## EXERCISE DETAILS
Repeat the listing exactly as given, omitting every image.
** AVAILABLE DATA follows **
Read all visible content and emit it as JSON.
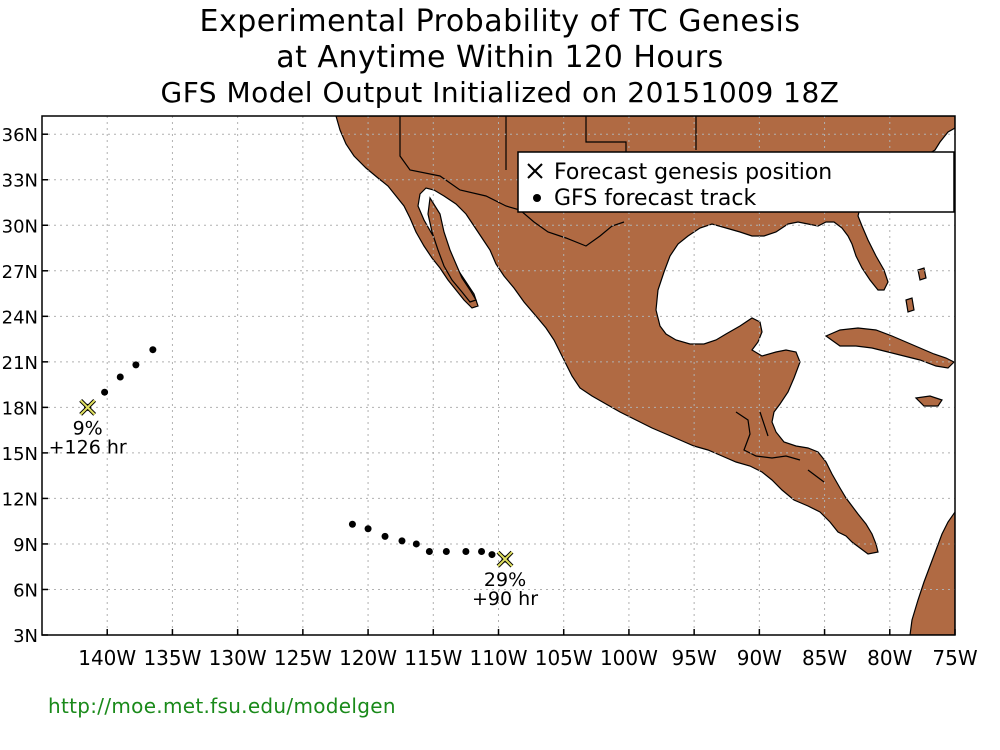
{
  "title": {
    "line1": "Experimental Probability of TC Genesis",
    "line2": "at Anytime Within 120 Hours",
    "line3": "GFS Model Output Initialized on 20151009 18Z"
  },
  "legend": {
    "genesis_label": "Forecast genesis position",
    "track_label": "GFS forecast track"
  },
  "axes": {
    "lon_ticks": [
      "140W",
      "135W",
      "130W",
      "125W",
      "120W",
      "115W",
      "110W",
      "105W",
      "100W",
      "95W",
      "90W",
      "85W",
      "80W",
      "75W"
    ],
    "lat_ticks": [
      "36N",
      "33N",
      "30N",
      "27N",
      "24N",
      "21N",
      "18N",
      "15N",
      "12N",
      "9N",
      "6N",
      "3N"
    ]
  },
  "systems": [
    {
      "id": "west",
      "genesis": {
        "lon": -141.5,
        "lat": 18.0
      },
      "probability": "9%",
      "lead_time": "+126 hr",
      "track": [
        [
          -136.5,
          21.8
        ],
        [
          -137.8,
          20.8
        ],
        [
          -139.0,
          20.0
        ],
        [
          -140.2,
          19.0
        ],
        [
          -141.5,
          18.0
        ]
      ]
    },
    {
      "id": "east",
      "genesis": {
        "lon": -109.5,
        "lat": 8.0
      },
      "probability": "29%",
      "lead_time": "+90 hr",
      "track": [
        [
          -121.2,
          10.3
        ],
        [
          -120.0,
          10.0
        ],
        [
          -118.7,
          9.5
        ],
        [
          -117.4,
          9.2
        ],
        [
          -116.3,
          9.0
        ],
        [
          -115.3,
          8.5
        ],
        [
          -114.0,
          8.5
        ],
        [
          -112.5,
          8.5
        ],
        [
          -111.3,
          8.5
        ],
        [
          -110.5,
          8.3
        ],
        [
          -109.5,
          8.0
        ]
      ]
    }
  ],
  "colors": {
    "land": "#b06a43",
    "ocean": "#ffffff",
    "grid": "#b0b0b0",
    "marker": "#e0e060",
    "url": "#1a8a1a"
  },
  "url": "http://moe.met.fsu.edu/modelgen"
}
** End of AVAILABLE DATA **
## RESULT
Read all visible content and emit it as JSON.
{
  "title": {
    "line1": "Experimental Probability of TC Genesis",
    "line2": "at Anytime Within 120 Hours",
    "line3": "GFS Model Output Initialized on 20151009 18Z"
  },
  "legend": {
    "genesis_label": "Forecast genesis position",
    "track_label": "GFS forecast track"
  },
  "axes": {
    "lon_ticks": [
      "140W",
      "135W",
      "130W",
      "125W",
      "120W",
      "115W",
      "110W",
      "105W",
      "100W",
      "95W",
      "90W",
      "85W",
      "80W",
      "75W"
    ],
    "lat_ticks": [
      "36N",
      "33N",
      "30N",
      "27N",
      "24N",
      "21N",
      "18N",
      "15N",
      "12N",
      "9N",
      "6N",
      "3N"
    ]
  },
  "systems": [
    {
      "id": "west",
      "genesis": {
        "lon": -141.5,
        "lat": 18.0
      },
      "probability": "9%",
      "lead_time": "+126 hr",
      "track": [
        [
          -136.5,
          21.8
        ],
        [
          -137.8,
          20.8
        ],
        [
          -139.0,
          20.0
        ],
        [
          -140.2,
          19.0
        ],
        [
          -141.5,
          18.0
        ]
      ]
    },
    {
      "id": "east",
      "genesis": {
        "lon": -109.5,
        "lat": 8.0
      },
      "probability": "29%",
      "lead_time": "+90 hr",
      "track": [
        [
          -121.2,
          10.3
        ],
        [
          -120.0,
          10.0
        ],
        [
          -118.7,
          9.5
        ],
        [
          -117.4,
          9.2
        ],
        [
          -116.3,
          9.0
        ],
        [
          -115.3,
          8.5
        ],
        [
          -114.0,
          8.5
        ],
        [
          -112.5,
          8.5
        ],
        [
          -111.3,
          8.5
        ],
        [
          -110.5,
          8.3
        ],
        [
          -109.5,
          8.0
        ]
      ]
    }
  ],
  "colors": {
    "land": "#b06a43",
    "ocean": "#ffffff",
    "grid": "#b0b0b0",
    "marker": "#e0e060",
    "url": "#1a8a1a"
  },
  "url": "http://moe.met.fsu.edu/modelgen"
}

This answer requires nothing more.